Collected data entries

======

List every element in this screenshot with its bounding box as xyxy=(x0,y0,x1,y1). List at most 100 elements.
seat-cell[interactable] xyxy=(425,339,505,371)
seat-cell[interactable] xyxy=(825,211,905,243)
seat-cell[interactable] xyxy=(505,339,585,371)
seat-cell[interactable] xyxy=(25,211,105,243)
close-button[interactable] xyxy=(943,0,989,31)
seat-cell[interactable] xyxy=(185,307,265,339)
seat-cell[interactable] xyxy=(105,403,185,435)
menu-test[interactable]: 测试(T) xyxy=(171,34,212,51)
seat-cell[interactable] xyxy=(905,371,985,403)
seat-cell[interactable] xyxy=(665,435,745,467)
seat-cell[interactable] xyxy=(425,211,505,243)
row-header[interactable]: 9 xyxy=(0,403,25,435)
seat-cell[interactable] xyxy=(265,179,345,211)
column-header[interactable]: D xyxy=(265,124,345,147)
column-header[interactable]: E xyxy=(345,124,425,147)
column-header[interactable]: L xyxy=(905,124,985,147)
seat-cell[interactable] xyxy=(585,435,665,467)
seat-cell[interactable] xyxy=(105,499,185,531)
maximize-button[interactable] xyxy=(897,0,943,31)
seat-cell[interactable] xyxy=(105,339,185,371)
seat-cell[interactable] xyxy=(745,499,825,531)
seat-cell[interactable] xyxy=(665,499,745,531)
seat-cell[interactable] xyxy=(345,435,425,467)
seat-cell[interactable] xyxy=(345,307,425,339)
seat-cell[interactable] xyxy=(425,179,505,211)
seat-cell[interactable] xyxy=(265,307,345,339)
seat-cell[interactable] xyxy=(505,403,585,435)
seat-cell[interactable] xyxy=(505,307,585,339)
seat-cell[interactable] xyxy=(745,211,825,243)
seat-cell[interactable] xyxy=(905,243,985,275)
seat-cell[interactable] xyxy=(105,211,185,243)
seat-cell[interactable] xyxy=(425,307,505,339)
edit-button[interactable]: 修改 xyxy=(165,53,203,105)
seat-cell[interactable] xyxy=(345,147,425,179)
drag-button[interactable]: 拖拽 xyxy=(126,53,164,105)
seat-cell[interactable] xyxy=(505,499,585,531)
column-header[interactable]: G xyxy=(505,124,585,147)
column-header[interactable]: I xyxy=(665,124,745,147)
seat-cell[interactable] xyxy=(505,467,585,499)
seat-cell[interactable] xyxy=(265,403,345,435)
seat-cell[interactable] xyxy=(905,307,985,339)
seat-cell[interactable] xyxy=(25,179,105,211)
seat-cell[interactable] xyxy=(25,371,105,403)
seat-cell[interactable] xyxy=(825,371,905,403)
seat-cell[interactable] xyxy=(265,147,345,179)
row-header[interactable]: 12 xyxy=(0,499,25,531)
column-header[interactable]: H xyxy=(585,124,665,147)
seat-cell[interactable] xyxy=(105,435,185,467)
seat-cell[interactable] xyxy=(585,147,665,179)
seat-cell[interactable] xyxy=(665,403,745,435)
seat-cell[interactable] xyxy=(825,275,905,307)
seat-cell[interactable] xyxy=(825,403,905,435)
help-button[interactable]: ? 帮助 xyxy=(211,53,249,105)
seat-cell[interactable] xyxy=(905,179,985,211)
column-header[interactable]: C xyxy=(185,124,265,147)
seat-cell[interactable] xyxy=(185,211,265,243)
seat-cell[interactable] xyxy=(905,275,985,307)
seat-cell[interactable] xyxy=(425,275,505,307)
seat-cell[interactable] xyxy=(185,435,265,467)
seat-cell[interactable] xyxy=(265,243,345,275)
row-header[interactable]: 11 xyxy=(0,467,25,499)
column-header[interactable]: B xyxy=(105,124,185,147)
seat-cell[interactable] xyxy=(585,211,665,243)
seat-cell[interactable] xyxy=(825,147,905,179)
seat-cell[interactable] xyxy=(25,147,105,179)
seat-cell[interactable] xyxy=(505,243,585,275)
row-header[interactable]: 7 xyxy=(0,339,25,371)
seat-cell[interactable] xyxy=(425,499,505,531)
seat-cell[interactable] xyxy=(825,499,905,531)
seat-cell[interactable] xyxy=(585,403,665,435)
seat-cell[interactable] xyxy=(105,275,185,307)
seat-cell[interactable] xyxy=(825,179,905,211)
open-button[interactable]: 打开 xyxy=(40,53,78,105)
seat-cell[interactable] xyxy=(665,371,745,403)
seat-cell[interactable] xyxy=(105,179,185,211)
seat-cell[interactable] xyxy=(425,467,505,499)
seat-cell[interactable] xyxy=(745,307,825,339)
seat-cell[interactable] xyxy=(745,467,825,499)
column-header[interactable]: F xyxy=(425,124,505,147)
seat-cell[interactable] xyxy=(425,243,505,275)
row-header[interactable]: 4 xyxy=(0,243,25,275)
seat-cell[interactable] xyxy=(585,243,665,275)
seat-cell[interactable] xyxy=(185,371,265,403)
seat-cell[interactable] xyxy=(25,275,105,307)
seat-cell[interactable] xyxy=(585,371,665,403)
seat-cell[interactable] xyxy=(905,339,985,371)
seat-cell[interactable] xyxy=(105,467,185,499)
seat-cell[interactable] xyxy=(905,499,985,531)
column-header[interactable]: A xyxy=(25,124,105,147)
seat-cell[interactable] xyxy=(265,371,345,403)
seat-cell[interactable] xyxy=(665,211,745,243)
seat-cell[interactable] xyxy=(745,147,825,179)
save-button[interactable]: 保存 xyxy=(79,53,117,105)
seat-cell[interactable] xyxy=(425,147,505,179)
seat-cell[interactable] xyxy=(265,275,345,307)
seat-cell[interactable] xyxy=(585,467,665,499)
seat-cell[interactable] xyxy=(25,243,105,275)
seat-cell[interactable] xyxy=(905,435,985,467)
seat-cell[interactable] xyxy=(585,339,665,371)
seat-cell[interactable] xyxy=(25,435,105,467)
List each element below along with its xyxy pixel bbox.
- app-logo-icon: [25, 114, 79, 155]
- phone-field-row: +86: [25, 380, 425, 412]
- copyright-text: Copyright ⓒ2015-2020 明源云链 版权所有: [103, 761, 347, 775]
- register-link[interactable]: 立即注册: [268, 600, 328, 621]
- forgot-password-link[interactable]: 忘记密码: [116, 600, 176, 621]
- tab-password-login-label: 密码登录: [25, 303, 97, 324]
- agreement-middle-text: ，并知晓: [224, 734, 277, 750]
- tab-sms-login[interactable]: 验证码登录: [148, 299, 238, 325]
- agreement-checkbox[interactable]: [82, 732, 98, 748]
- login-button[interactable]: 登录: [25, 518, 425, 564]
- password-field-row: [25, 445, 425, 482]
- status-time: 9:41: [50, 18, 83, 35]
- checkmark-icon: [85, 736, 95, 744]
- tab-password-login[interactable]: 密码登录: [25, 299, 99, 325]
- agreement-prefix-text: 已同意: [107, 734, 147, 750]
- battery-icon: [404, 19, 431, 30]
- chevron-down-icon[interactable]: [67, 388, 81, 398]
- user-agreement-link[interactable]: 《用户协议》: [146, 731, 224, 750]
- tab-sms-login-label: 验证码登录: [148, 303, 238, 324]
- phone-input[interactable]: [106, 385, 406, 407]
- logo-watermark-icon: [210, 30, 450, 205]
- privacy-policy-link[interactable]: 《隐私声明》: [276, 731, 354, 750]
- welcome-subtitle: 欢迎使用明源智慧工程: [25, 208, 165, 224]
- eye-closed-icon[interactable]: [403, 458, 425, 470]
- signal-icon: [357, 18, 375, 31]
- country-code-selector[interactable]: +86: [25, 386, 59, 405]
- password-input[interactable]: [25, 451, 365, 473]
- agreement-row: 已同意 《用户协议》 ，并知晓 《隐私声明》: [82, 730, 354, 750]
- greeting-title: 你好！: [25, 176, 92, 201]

======

Pull out every line above that contains the string "label". Copy each one in full.

- tab-password-login-label: 密码登录: [25, 303, 97, 324]
- tab-sms-login-label: 验证码登录: [148, 303, 238, 324]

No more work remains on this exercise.